__WORK TO COMPLETE__
Copy out all of the data below with no alterations.
BEGIN PROVIDED RECORDS
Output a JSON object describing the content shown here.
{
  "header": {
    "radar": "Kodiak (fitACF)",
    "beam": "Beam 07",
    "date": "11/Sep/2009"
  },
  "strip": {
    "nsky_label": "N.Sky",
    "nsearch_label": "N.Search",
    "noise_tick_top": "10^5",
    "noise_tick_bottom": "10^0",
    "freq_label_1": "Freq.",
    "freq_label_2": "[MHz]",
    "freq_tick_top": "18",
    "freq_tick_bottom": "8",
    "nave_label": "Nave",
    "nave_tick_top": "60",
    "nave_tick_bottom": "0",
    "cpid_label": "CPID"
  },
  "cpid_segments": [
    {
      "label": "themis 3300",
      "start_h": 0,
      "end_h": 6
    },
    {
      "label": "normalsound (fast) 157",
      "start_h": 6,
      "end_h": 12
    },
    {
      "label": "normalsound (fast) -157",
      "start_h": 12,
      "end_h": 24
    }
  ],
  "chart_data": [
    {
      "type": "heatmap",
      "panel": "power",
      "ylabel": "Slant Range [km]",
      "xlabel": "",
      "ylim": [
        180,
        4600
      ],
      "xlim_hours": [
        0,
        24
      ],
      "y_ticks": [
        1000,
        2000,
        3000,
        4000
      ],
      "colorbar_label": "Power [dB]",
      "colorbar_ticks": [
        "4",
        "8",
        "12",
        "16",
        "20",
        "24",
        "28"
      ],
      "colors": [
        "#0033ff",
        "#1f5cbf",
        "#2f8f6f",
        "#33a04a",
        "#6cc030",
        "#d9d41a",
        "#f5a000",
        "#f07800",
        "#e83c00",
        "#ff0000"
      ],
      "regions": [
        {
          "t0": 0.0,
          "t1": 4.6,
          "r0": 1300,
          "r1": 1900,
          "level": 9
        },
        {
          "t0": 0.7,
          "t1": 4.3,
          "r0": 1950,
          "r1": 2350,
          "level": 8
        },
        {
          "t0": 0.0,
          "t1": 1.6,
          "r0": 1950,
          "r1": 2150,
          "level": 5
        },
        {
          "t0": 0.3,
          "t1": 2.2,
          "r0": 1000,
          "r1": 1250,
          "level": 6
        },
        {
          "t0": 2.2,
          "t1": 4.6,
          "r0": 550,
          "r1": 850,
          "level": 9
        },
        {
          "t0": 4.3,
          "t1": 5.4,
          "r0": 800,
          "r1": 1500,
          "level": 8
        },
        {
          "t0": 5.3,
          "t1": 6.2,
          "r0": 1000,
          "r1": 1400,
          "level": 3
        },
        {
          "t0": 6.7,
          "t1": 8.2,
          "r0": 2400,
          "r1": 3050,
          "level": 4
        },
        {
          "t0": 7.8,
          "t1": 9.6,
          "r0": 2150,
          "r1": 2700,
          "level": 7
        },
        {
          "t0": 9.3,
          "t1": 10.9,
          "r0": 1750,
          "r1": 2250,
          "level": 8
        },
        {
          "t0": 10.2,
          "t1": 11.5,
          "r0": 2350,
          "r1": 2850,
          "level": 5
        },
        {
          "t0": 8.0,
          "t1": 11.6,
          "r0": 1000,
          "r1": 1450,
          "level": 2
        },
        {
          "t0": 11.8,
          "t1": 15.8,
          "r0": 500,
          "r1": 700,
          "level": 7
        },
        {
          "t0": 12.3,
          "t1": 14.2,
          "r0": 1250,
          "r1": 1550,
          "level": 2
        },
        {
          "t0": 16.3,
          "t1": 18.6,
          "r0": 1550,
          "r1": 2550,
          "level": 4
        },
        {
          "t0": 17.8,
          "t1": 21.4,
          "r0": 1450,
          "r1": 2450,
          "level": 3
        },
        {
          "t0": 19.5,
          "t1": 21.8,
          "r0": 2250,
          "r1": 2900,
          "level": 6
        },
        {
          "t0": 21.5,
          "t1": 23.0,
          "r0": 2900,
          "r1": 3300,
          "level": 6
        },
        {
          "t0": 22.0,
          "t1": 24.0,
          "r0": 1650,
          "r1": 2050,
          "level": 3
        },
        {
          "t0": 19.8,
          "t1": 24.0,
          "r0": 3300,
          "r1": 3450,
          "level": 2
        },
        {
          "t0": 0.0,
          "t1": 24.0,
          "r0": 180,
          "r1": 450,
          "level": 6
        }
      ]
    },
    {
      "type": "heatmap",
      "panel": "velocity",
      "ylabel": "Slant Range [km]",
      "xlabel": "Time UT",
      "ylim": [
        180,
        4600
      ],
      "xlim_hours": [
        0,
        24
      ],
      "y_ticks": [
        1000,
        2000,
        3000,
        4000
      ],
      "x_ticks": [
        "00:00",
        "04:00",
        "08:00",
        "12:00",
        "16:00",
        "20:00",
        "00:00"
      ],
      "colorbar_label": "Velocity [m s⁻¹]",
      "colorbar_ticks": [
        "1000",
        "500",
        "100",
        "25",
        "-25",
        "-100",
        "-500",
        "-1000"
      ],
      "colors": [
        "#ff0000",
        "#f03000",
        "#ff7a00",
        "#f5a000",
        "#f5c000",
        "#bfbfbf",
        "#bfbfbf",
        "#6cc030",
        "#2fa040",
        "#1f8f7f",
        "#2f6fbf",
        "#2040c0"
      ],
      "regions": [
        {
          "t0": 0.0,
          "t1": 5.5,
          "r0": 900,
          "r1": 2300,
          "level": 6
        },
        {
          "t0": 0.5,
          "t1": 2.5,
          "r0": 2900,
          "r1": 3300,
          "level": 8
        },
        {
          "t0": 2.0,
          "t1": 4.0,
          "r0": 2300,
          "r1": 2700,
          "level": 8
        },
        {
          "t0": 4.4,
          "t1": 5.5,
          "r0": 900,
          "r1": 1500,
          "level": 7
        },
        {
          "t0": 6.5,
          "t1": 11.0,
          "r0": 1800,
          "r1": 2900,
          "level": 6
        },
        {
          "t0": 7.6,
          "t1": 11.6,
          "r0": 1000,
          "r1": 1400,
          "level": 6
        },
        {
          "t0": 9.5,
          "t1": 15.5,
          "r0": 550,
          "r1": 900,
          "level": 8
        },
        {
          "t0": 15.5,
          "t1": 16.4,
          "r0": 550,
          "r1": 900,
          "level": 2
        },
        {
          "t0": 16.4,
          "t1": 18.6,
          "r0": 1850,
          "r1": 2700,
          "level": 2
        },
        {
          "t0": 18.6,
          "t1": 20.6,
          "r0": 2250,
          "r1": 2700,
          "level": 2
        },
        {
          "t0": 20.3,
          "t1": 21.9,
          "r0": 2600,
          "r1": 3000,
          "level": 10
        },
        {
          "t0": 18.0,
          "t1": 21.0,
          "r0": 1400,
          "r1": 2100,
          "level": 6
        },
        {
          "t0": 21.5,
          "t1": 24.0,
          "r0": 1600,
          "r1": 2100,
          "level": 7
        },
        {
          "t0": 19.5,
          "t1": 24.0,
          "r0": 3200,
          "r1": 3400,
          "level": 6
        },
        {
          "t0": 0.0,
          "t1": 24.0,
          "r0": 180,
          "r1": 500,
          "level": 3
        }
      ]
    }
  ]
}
END PROVIDED RECORDS
__EXERCISE OUTPUT__
Output a JSON object describing the content shown here.
{
  "header": {
    "radar": "Kodiak (fitACF)",
    "beam": "Beam 07",
    "date": "11/Sep/2009"
  },
  "strip": {
    "nsky_label": "N.Sky",
    "nsearch_label": "N.Search",
    "noise_tick_top": "10^5",
    "noise_tick_bottom": "10^0",
    "freq_label_1": "Freq.",
    "freq_label_2": "[MHz]",
    "freq_tick_top": "18",
    "freq_tick_bottom": "8",
    "nave_label": "Nave",
    "nave_tick_top": "60",
    "nave_tick_bottom": "0",
    "cpid_label": "CPID"
  },
  "cpid_segments": [
    {
      "label": "themis 3300",
      "start_h": 0,
      "end_h": 6
    },
    {
      "label": "normalsound (fast) 157",
      "start_h": 6,
      "end_h": 12
    },
    {
      "label": "normalsound (fast) -157",
      "start_h": 12,
      "end_h": 24
    }
  ],
  "chart_data": [
    {
      "type": "heatmap",
      "panel": "power",
      "ylabel": "Slant Range [km]",
      "xlabel": "",
      "ylim": [
        180,
        4600
      ],
      "xlim_hours": [
        0,
        24
      ],
      "y_ticks": [
        1000,
        2000,
        3000,
        4000
      ],
      "colorbar_label": "Power [dB]",
      "colorbar_ticks": [
        "4",
        "8",
        "12",
        "16",
        "20",
        "24",
        "28"
      ],
      "colors": [
        "#0033ff",
        "#1f5cbf",
        "#2f8f6f",
        "#33a04a",
        "#6cc030",
        "#d9d41a",
        "#f5a000",
        "#f07800",
        "#e83c00",
        "#ff0000"
      ],
      "regions": [
        {
          "t0": 0.0,
          "t1": 4.6,
          "r0": 1300,
          "r1": 1900,
          "level": 9
        },
        {
          "t0": 0.7,
          "t1": 4.3,
          "r0": 1950,
          "r1": 2350,
          "level": 8
        },
        {
          "t0": 0.0,
          "t1": 1.6,
          "r0": 1950,
          "r1": 2150,
          "level": 5
        },
        {
          "t0": 0.3,
          "t1": 2.2,
          "r0": 1000,
          "r1": 1250,
          "level": 6
        },
        {
          "t0": 2.2,
          "t1": 4.6,
          "r0": 550,
          "r1": 850,
          "level": 9
        },
        {
          "t0": 4.3,
          "t1": 5.4,
          "r0": 800,
          "r1": 1500,
          "level": 8
        },
        {
          "t0": 5.3,
          "t1": 6.2,
          "r0": 1000,
          "r1": 1400,
          "level": 3
        },
        {
          "t0": 6.7,
          "t1": 8.2,
          "r0": 2400,
          "r1": 3050,
          "level": 4
        },
        {
          "t0": 7.8,
          "t1": 9.6,
          "r0": 2150,
          "r1": 2700,
          "level": 7
        },
        {
          "t0": 9.3,
          "t1": 10.9,
          "r0": 1750,
          "r1": 2250,
          "level": 8
        },
        {
          "t0": 10.2,
          "t1": 11.5,
          "r0": 2350,
          "r1": 2850,
          "level": 5
        },
        {
          "t0": 8.0,
          "t1": 11.6,
          "r0": 1000,
          "r1": 1450,
          "level": 2
        },
        {
          "t0": 11.8,
          "t1": 15.8,
          "r0": 500,
          "r1": 700,
          "level": 7
        },
        {
          "t0": 12.3,
          "t1": 14.2,
          "r0": 1250,
          "r1": 1550,
          "level": 2
        },
        {
          "t0": 16.3,
          "t1": 18.6,
          "r0": 1550,
          "r1": 2550,
          "level": 4
        },
        {
          "t0": 17.8,
          "t1": 21.4,
          "r0": 1450,
          "r1": 2450,
          "level": 3
        },
        {
          "t0": 19.5,
          "t1": 21.8,
          "r0": 2250,
          "r1": 2900,
          "level": 6
        },
        {
          "t0": 21.5,
          "t1": 23.0,
          "r0": 2900,
          "r1": 3300,
          "level": 6
        },
        {
          "t0": 22.0,
          "t1": 24.0,
          "r0": 1650,
          "r1": 2050,
          "level": 3
        },
        {
          "t0": 19.8,
          "t1": 24.0,
          "r0": 3300,
          "r1": 3450,
          "level": 2
        },
        {
          "t0": 0.0,
          "t1": 24.0,
          "r0": 180,
          "r1": 450,
          "level": 6
        }
      ]
    },
    {
      "type": "heatmap",
      "panel": "velocity",
      "ylabel": "Slant Range [km]",
      "xlabel": "Time UT",
      "ylim": [
        180,
        4600
      ],
      "xlim_hours": [
        0,
        24
      ],
      "y_ticks": [
        1000,
        2000,
        3000,
        4000
      ],
      "x_ticks": [
        "00:00",
        "04:00",
        "08:00",
        "12:00",
        "16:00",
        "20:00",
        "00:00"
      ],
      "colorbar_label": "Velocity [m s⁻¹]",
      "colorbar_ticks": [
        "1000",
        "500",
        "100",
        "25",
        "-25",
        "-100",
        "-500",
        "-1000"
      ],
      "colors": [
        "#ff0000",
        "#f03000",
        "#ff7a00",
        "#f5a000",
        "#f5c000",
        "#bfbfbf",
        "#bfbfbf",
        "#6cc030",
        "#2fa040",
        "#1f8f7f",
        "#2f6fbf",
        "#2040c0"
      ],
      "regions": [
        {
          "t0": 0.0,
          "t1": 5.5,
          "r0": 900,
          "r1": 2300,
          "level": 6
        },
        {
          "t0": 0.5,
          "t1": 2.5,
          "r0": 2900,
          "r1": 3300,
          "level": 8
        },
        {
          "t0": 2.0,
          "t1": 4.0,
          "r0": 2300,
          "r1": 2700,
          "level": 8
        },
        {
          "t0": 4.4,
          "t1": 5.5,
          "r0": 900,
          "r1": 1500,
          "level": 7
        },
        {
          "t0": 6.5,
          "t1": 11.0,
          "r0": 1800,
          "r1": 2900,
          "level": 6
        },
        {
          "t0": 7.6,
          "t1": 11.6,
          "r0": 1000,
          "r1": 1400,
          "level": 6
        },
        {
          "t0": 9.5,
          "t1": 15.5,
          "r0": 550,
          "r1": 900,
          "level": 8
        },
        {
          "t0": 15.5,
          "t1": 16.4,
          "r0": 550,
          "r1": 900,
          "level": 2
        },
        {
          "t0": 16.4,
          "t1": 18.6,
          "r0": 1850,
          "r1": 2700,
          "level": 2
        },
        {
          "t0": 18.6,
          "t1": 20.6,
          "r0": 2250,
          "r1": 2700,
          "level": 2
        },
        {
          "t0": 20.3,
          "t1": 21.9,
          "r0": 2600,
          "r1": 3000,
          "level": 10
        },
        {
          "t0": 18.0,
          "t1": 21.0,
          "r0": 1400,
          "r1": 2100,
          "level": 6
        },
        {
          "t0": 21.5,
          "t1": 24.0,
          "r0": 1600,
          "r1": 2100,
          "level": 7
        },
        {
          "t0": 19.5,
          "t1": 24.0,
          "r0": 3200,
          "r1": 3400,
          "level": 6
        },
        {
          "t0": 0.0,
          "t1": 24.0,
          "r0": 180,
          "r1": 500,
          "level": 3
        }
      ]
    }
  ]
}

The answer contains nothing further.